* [Set exercise]: Copy the material that follows word for word and omit its pictures.

------ Data provided

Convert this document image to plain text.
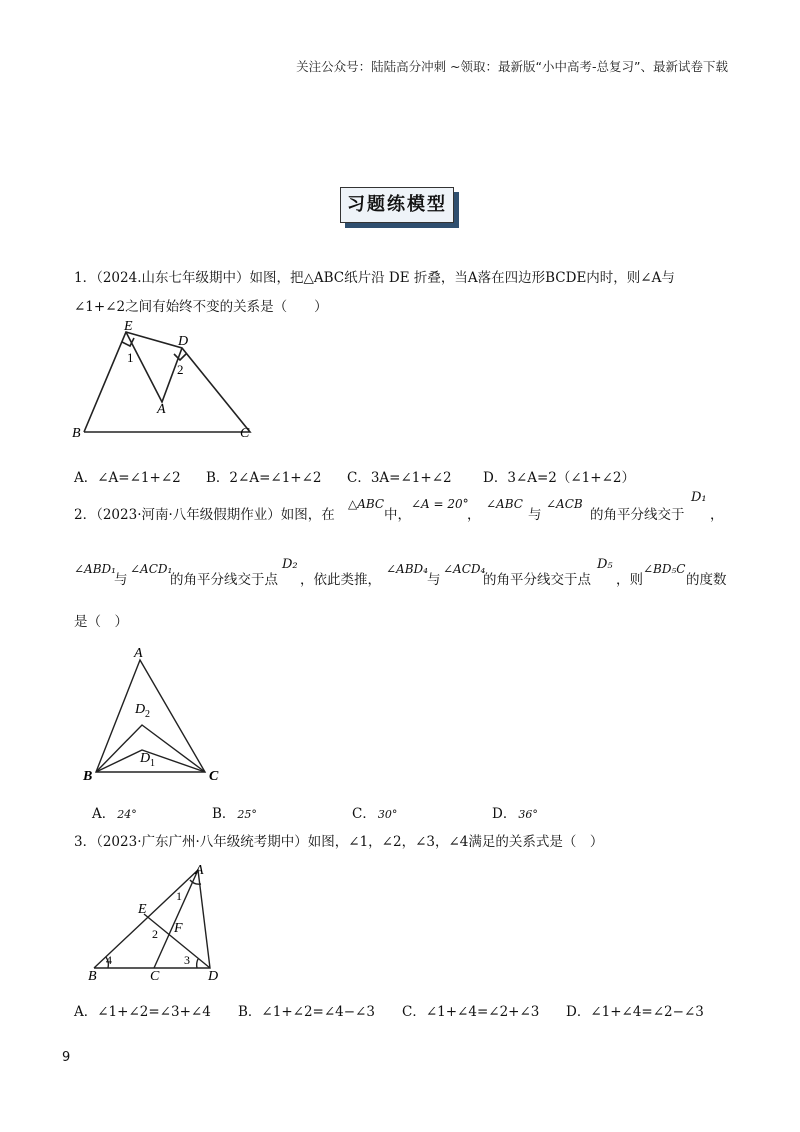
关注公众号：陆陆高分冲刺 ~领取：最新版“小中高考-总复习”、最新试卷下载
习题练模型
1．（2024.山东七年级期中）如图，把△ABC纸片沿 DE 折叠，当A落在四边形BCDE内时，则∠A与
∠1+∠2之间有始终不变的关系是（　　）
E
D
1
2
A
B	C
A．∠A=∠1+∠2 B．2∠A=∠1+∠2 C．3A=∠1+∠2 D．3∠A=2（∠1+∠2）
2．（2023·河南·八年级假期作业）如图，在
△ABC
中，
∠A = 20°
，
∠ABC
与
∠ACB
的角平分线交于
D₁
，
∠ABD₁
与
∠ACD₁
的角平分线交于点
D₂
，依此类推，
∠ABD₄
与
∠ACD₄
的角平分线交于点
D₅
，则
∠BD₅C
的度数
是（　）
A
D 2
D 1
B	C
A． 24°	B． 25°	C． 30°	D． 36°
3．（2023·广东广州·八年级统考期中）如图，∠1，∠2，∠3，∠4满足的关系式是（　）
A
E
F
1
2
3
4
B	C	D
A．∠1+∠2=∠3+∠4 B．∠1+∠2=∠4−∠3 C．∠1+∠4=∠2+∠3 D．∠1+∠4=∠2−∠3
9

------------

* [Task response]:
Convert this document image to plain text.
关注公众号：陆陆高分冲刺 ~领取：最新版“小中高考-总复习”、最新试卷下载
习题练模型
1．（2024.山东七年级期中）如图，把△ABC纸片沿 DE 折叠，当A落在四边形BCDE内时，则∠A与
∠1+∠2之间有始终不变的关系是（　　）
E
D
1
2
A
B	C
A．∠A=∠1+∠2 B．2∠A=∠1+∠2 C．3A=∠1+∠2 D．3∠A=2（∠1+∠2）
2．（2023·河南·八年级假期作业）如图，在
△ABC
中，
∠A = 20°
，
∠ABC
与
∠ACB
的角平分线交于
D₁
，
∠ABD₁
与
∠ACD₁
的角平分线交于点
D₂
，依此类推，
∠ABD₄
与
∠ACD₄
的角平分线交于点
D₅
，则
∠BD₅C
的度数
是（　）
A
D 2
D 1
B	C
A． 24°	B． 25°	C． 30°	D． 36°
3．（2023·广东广州·八年级统考期中）如图，∠1，∠2，∠3，∠4满足的关系式是（　）
A
E
F
1
2
3
4
B	C	D
A．∠1+∠2=∠3+∠4 B．∠1+∠2=∠4−∠3 C．∠1+∠4=∠2+∠3 D．∠1+∠4=∠2−∠3
9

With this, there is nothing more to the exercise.